### Exercise requirements
Would you transcribe the whole listing exactly, minus its pictures?

### Record set

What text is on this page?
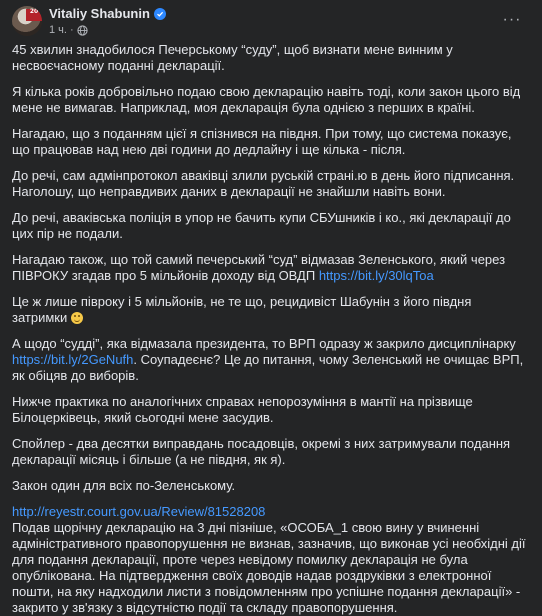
20 Vitaliy Shabunin
1 ч. ·
···

45 хвилин знадобилося Печерському “суду”, щоб визнати мене винним у несвоєчасному поданні декларації.

Я кілька років добровільно подаю свою декларацію навіть тоді, коли закон цього від мене не вимагав. Наприклад, моя декларація була однією з перших в країні.

Нагадаю, що з поданням цієї я спізнився на півдня. При тому, що система показує, що працював над нею дві години до дедлайну і ще кілька - після.

До речі, сам адмінпротокол аваківці злили руській страні.ю в день його підписання. Наголошу, що неправдивих даних в декларації не знайшли навіть вони.

До речі, аваківська поліція в упор не бачить купи СБУшників і ко., які декларації до цих пір не подали.

Нагадаю також, що той самий печерський “суд” відмазав Зеленського, який через ПІВРОКУ згадав про 5 мільйонів доходу від ОВДП https://bit.ly/30lqToa

Це ж лише півроку і 5 мільйонів, не те що, рецидивіст Шабунін з його півдня затримки

А щодо “судді”, яка відмазала президента, то ВРП одразу ж закрило дисциплінарку https://bit.ly/2GeNufh. Соупадеєнє? Це до питання, чому Зеленський не очищає ВРП, як обіцяв до виборів.

Нижче практика по аналогічних справах непорозуміння в мантії на прізвище Білоцерківець, який сьогодні мене засудив.

Спойлер - два десятки виправдань посадовців, окремі з них затримували подання декларації місяць і більше (а не півдня, як я).

Закон один для всіх по-Зеленському.

http://reyestr.court.gov.ua/Review/81528208
Подав щорічну декларацію на 3 дні пізніше, «ОСОБА_1 свою вину у вчиненні адміністративного правопорушення не визнав, зазначив, що виконав усі необхідні дії для подання декларації, проте через невідому помилку декларація не була опублікована. На підтвердження своїх доводів надав роздруківки з електронної пошти, на яку надходили листи з повідомленням про успішне подання декларації» - закрито у зв'язку з відсутністю події та складу правопорушення.
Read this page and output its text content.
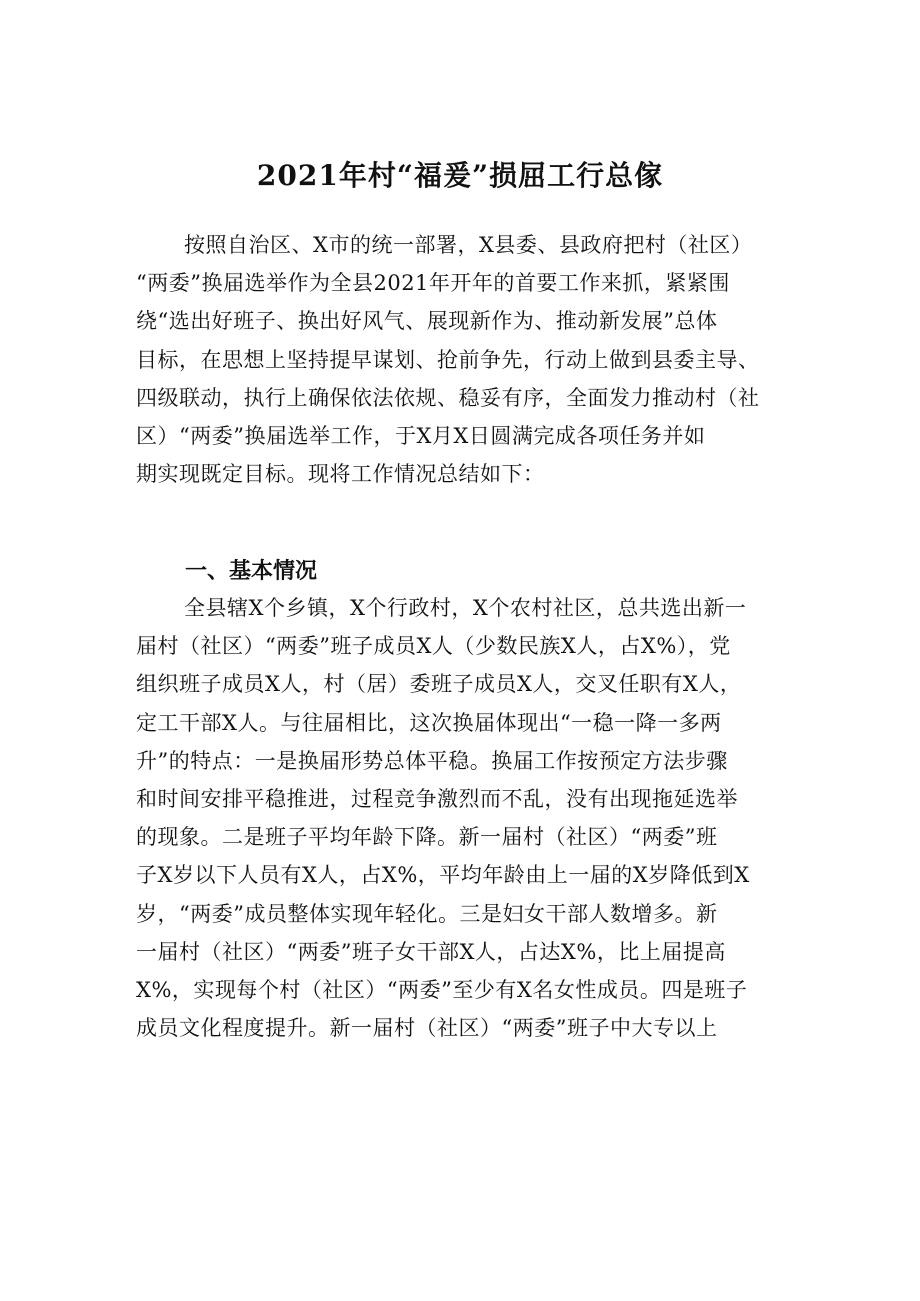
2021年村“福爰”损屈工行总傢
按照自治区、X市的统一部署，X县委、县政府把村（社区）
“两委”换届选举作为全县2021年开年的首要工作来抓，紧紧围
绕“选出好班子、换出好风气、展现新作为、推动新发展”总体
目标，在思想上坚持提早谋划、抢前争先，行动上做到县委主导、
四级联动，执行上确保依法依规、稳妥有序，全面发力推动村（社
区）“两委”换届选举工作，于X月X日圆满完成各项任务并如
期实现既定目标。现将工作情况总结如下：
一、基本情况
全县辖X个乡镇，X个行政村，X个农村社区，总共选出新一
届村（社区）“两委”班子成员X人（少数民族X人，占X%），党
组织班子成员X人，村（居）委班子成员X人，交叉任职有X人，
定工干部X人。与往届相比，这次换届体现出“一稳一降一多两
升”的特点：一是换届形势总体平稳。换届工作按预定方法步骤
和时间安排平稳推进，过程竞争激烈而不乱，没有出现拖延选举
的现象。二是班子平均年龄下降。新一届村（社区）“两委”班
子X岁以下人员有X人，占X%，平均年龄由上一届的X岁降低到X
岁，“两委”成员整体实现年轻化。三是妇女干部人数增多。新
一届村（社区）“两委”班子女干部X人，占达X%，比上届提高
X%，实现每个村（社区）“两委”至少有X名女性成员。四是班子
成员文化程度提升。新一届村（社区）“两委”班子中大专以上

### Output of the task
What text is on this page?
20 Vitaliy Shabunin
1 ч. ·
···

45 хвилин знадобилося Печерському “суду”, щоб визнати мене винним у несвоєчасному поданні декларації.

Я кілька років добровільно подаю свою декларацію навіть тоді, коли закон цього від мене не вимагав. Наприклад, моя декларація була однією з перших в країні.

Нагадаю, що з поданням цієї я спізнився на півдня. При тому, що система показує, що працював над нею дві години до дедлайну і ще кілька - після.

До речі, сам адмінпротокол аваківці злили руській страні.ю в день його підписання. Наголошу, що неправдивих даних в декларації не знайшли навіть вони.

До речі, аваківська поліція в упор не бачить купи СБУшників і ко., які декларації до цих пір не подали.

Нагадаю також, що той самий печерський “суд” відмазав Зеленського, який через ПІВРОКУ згадав про 5 мільйонів доходу від ОВДП https://bit.ly/30lqToa

Це ж лише півроку і 5 мільйонів, не те що, рецидивіст Шабунін з його півдня затримки

А щодо “судді”, яка відмазала президента, то ВРП одразу ж закрило дисциплінарку https://bit.ly/2GeNufh. Соупадеєнє? Це до питання, чому Зеленський не очищає ВРП, як обіцяв до виборів.

Нижче практика по аналогічних справах непорозуміння в мантії на прізвище Білоцерківець, який сьогодні мене засудив.

Спойлер - два десятки виправдань посадовців, окремі з них затримували подання декларації місяць і більше (а не півдня, як я).

Закон один для всіх по-Зеленському.

http://reyestr.court.gov.ua/Review/81528208
Подав щорічну декларацію на 3 дні пізніше, «ОСОБА_1 свою вину у вчиненні адміністративного правопорушення не визнав, зазначив, що виконав усі необхідні дії для подання декларації, проте через невідому помилку декларація не була опублікована. На підтвердження своїх доводів надав роздруківки з електронної пошти, на яку надходили листи з повідомленням про успішне подання декларації» - закрито у зв'язку з відсутністю події та складу правопорушення.
Read this page and output its text content.
2021年村“福爰”损屈工行总傢
按照自治区、X市的统一部署，X县委、县政府把村（社区）
“两委”换届选举作为全县2021年开年的首要工作来抓，紧紧围
绕“选出好班子、换出好风气、展现新作为、推动新发展”总体
目标，在思想上坚持提早谋划、抢前争先，行动上做到县委主导、
四级联动，执行上确保依法依规、稳妥有序，全面发力推动村（社
区）“两委”换届选举工作，于X月X日圆满完成各项任务并如
期实现既定目标。现将工作情况总结如下：
一、基本情况
全县辖X个乡镇，X个行政村，X个农村社区，总共选出新一
届村（社区）“两委”班子成员X人（少数民族X人，占X%），党
组织班子成员X人，村（居）委班子成员X人，交叉任职有X人，
定工干部X人。与往届相比，这次换届体现出“一稳一降一多两
升”的特点：一是换届形势总体平稳。换届工作按预定方法步骤
和时间安排平稳推进，过程竞争激烈而不乱，没有出现拖延选举
的现象。二是班子平均年龄下降。新一届村（社区）“两委”班
子X岁以下人员有X人，占X%，平均年龄由上一届的X岁降低到X
岁，“两委”成员整体实现年轻化。三是妇女干部人数增多。新
一届村（社区）“两委”班子女干部X人，占达X%，比上届提高
X%，实现每个村（社区）“两委”至少有X名女性成员。四是班子
成员文化程度提升。新一届村（社区）“两委”班子中大专以上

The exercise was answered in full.